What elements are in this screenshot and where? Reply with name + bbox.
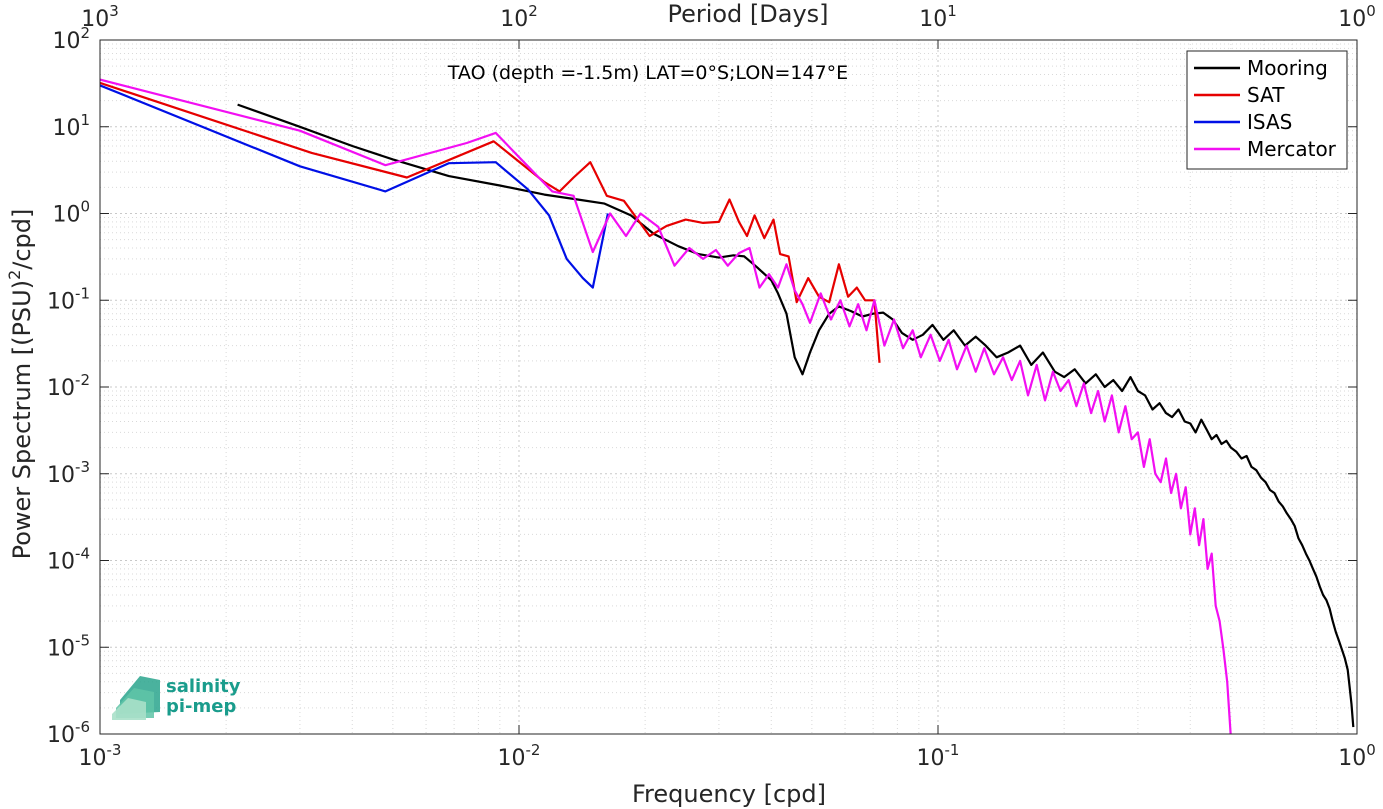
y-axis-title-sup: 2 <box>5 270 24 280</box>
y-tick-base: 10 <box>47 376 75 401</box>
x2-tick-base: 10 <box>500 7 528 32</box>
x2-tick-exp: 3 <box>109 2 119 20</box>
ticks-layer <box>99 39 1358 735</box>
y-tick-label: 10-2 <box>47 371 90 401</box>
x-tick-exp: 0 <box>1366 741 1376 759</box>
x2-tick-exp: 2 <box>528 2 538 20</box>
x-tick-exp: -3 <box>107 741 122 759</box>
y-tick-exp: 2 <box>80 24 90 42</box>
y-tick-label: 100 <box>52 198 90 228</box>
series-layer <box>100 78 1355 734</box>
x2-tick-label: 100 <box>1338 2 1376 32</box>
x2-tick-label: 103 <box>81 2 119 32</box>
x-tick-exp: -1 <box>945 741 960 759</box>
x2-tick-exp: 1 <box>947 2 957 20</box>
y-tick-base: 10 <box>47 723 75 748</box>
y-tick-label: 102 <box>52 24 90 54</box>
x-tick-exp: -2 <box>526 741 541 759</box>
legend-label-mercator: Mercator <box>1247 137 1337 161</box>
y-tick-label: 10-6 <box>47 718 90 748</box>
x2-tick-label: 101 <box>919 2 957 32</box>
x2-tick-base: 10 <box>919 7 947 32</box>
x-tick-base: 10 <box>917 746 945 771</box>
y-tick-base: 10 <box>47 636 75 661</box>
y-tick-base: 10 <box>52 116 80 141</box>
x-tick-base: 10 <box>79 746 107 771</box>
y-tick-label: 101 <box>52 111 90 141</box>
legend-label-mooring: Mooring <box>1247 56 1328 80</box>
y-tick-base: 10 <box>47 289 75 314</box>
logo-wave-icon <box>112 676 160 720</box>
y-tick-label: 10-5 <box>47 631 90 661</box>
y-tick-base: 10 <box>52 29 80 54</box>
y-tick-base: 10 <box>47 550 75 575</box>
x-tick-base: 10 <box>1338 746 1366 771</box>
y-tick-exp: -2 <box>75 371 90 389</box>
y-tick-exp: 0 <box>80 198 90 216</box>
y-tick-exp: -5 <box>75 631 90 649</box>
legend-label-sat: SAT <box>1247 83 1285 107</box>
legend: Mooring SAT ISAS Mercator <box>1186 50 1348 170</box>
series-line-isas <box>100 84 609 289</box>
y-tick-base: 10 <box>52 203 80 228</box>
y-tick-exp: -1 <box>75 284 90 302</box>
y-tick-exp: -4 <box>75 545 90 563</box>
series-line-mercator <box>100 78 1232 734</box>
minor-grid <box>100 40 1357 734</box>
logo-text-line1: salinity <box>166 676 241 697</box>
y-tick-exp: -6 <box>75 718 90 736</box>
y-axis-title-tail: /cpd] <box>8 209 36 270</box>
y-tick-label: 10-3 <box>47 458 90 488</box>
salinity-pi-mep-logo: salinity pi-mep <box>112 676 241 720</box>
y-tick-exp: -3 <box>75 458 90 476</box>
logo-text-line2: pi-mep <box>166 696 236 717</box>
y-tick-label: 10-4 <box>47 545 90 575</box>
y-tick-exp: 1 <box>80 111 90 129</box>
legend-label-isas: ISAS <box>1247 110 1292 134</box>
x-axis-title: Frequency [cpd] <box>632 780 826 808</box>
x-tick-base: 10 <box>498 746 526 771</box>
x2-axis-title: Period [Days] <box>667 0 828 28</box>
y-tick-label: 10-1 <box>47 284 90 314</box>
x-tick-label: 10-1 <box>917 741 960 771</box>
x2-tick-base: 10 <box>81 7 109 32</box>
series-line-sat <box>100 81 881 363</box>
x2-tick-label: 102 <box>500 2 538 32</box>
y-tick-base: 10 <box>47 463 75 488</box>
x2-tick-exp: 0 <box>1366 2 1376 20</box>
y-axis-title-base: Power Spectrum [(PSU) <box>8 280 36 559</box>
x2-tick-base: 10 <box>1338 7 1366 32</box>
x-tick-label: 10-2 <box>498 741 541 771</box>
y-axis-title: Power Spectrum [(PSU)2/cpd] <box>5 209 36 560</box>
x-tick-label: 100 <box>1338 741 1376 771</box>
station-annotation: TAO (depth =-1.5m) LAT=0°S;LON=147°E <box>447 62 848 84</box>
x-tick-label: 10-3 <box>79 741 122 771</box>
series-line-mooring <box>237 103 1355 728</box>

▬▬▬▬▬▬

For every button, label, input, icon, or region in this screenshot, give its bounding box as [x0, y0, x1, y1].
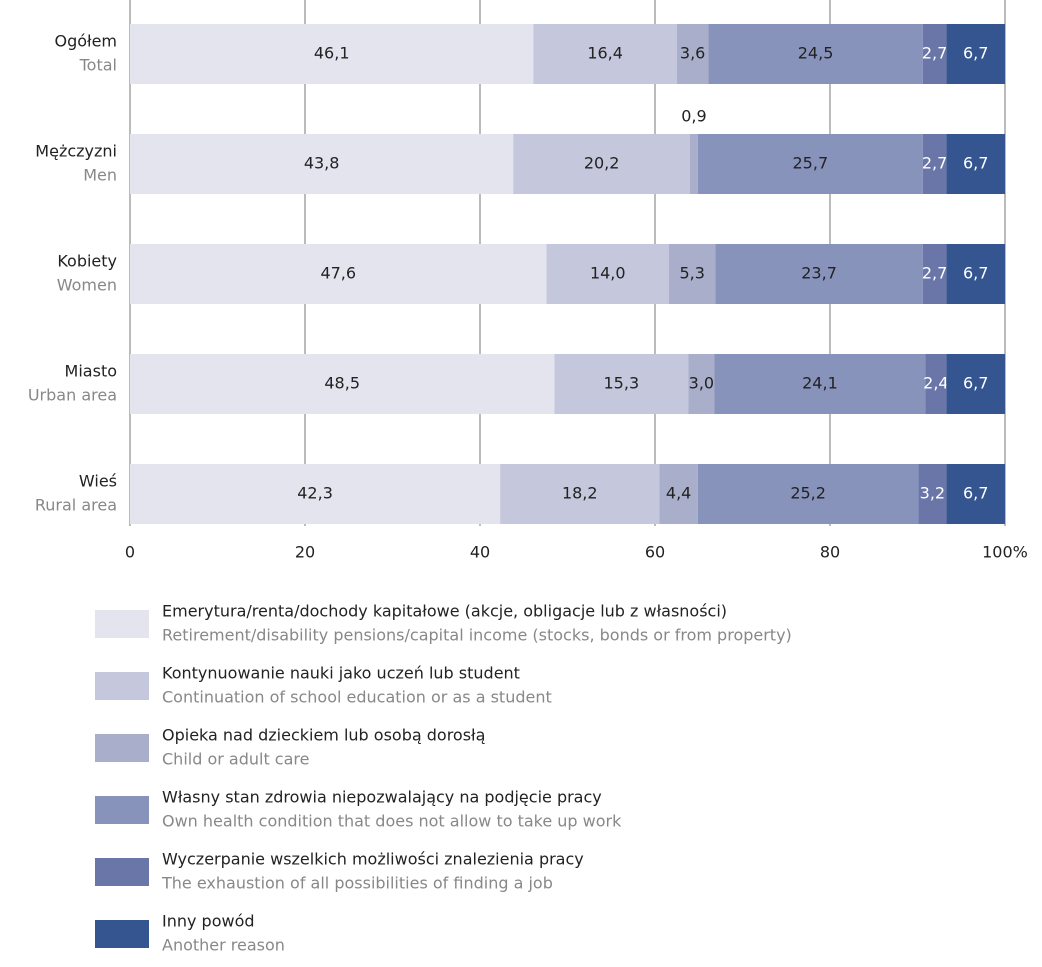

▬▬▬▬▬▬

**Stated task**
Copy the rows from the line with "What elements are" to the line with "y-tick-label: 100 <box>52 198 90 228</box>", both included, leaving out the pictures.

**Output of the task**
What elements are in this screenshot and where? Reply with name + bbox.
y-axis-title-sup: 2 <box>5 270 24 280</box>
y-tick-base: 10 <box>47 376 75 401</box>
x2-tick-base: 10 <box>500 7 528 32</box>
x2-tick-exp: 3 <box>109 2 119 20</box>
ticks-layer <box>99 39 1358 735</box>
y-tick-label: 10-2 <box>47 371 90 401</box>
x-tick-exp: 0 <box>1366 741 1376 759</box>
x2-tick-exp: 2 <box>528 2 538 20</box>
x-tick-exp: -3 <box>107 741 122 759</box>
y-tick-exp: 2 <box>80 24 90 42</box>
y-tick-label: 100 <box>52 198 90 228</box>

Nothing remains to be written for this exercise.